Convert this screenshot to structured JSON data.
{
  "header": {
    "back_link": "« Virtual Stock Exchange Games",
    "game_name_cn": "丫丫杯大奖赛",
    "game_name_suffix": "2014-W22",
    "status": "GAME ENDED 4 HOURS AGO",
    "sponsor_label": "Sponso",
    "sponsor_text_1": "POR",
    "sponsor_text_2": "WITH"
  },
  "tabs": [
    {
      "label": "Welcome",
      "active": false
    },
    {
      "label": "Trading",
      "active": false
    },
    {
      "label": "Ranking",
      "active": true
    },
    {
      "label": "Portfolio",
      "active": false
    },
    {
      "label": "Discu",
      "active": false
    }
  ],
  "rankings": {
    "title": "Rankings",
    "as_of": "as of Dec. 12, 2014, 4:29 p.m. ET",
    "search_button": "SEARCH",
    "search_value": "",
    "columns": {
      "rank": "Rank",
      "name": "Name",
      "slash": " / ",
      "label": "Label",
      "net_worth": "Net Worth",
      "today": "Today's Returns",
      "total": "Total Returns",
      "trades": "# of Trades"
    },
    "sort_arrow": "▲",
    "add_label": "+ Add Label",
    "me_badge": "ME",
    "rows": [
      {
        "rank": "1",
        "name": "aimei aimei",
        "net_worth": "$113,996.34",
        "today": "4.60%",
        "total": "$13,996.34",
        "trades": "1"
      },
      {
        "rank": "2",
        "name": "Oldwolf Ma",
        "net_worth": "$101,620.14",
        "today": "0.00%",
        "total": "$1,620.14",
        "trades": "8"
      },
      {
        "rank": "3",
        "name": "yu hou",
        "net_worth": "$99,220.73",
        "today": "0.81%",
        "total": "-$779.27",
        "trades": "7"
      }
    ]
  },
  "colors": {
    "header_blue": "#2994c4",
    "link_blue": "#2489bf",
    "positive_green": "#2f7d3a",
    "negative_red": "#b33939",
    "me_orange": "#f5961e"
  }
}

************

▸ WHAT NEEDS TO BE DONE
Write out every entry verbatim.

▸ ANSWER TO THIS EXERCISE
Convert this screenshot to structured JSON data.
{
  "header": {
    "back_link": "« Virtual Stock Exchange Games",
    "game_name_cn": "丫丫杯大奖赛",
    "game_name_suffix": "2014-W22",
    "status": "GAME ENDED 4 HOURS AGO",
    "sponsor_label": "Sponso",
    "sponsor_text_1": "POR",
    "sponsor_text_2": "WITH"
  },
  "tabs": [
    {
      "label": "Welcome",
      "active": false
    },
    {
      "label": "Trading",
      "active": false
    },
    {
      "label": "Ranking",
      "active": true
    },
    {
      "label": "Portfolio",
      "active": false
    },
    {
      "label": "Discu",
      "active": false
    }
  ],
  "rankings": {
    "title": "Rankings",
    "as_of": "as of Dec. 12, 2014, 4:29 p.m. ET",
    "search_button": "SEARCH",
    "search_value": "",
    "columns": {
      "rank": "Rank",
      "name": "Name",
      "slash": " / ",
      "label": "Label",
      "net_worth": "Net Worth",
      "today": "Today's Returns",
      "total": "Total Returns",
      "trades": "# of Trades"
    },
    "sort_arrow": "▲",
    "add_label": "+ Add Label",
    "me_badge": "ME",
    "rows": [
      {
        "rank": "1",
        "name": "aimei aimei",
        "net_worth": "$113,996.34",
        "today": "4.60%",
        "total": "$13,996.34",
        "trades": "1"
      },
      {
        "rank": "2",
        "name": "Oldwolf Ma",
        "net_worth": "$101,620.14",
        "today": "0.00%",
        "total": "$1,620.14",
        "trades": "8"
      },
      {
        "rank": "3",
        "name": "yu hou",
        "net_worth": "$99,220.73",
        "today": "0.81%",
        "total": "-$779.27",
        "trades": "7"
      }
    ]
  },
  "colors": {
    "header_blue": "#2994c4",
    "link_blue": "#2489bf",
    "positive_green": "#2f7d3a",
    "negative_red": "#b33939",
    "me_orange": "#f5961e"
  }
}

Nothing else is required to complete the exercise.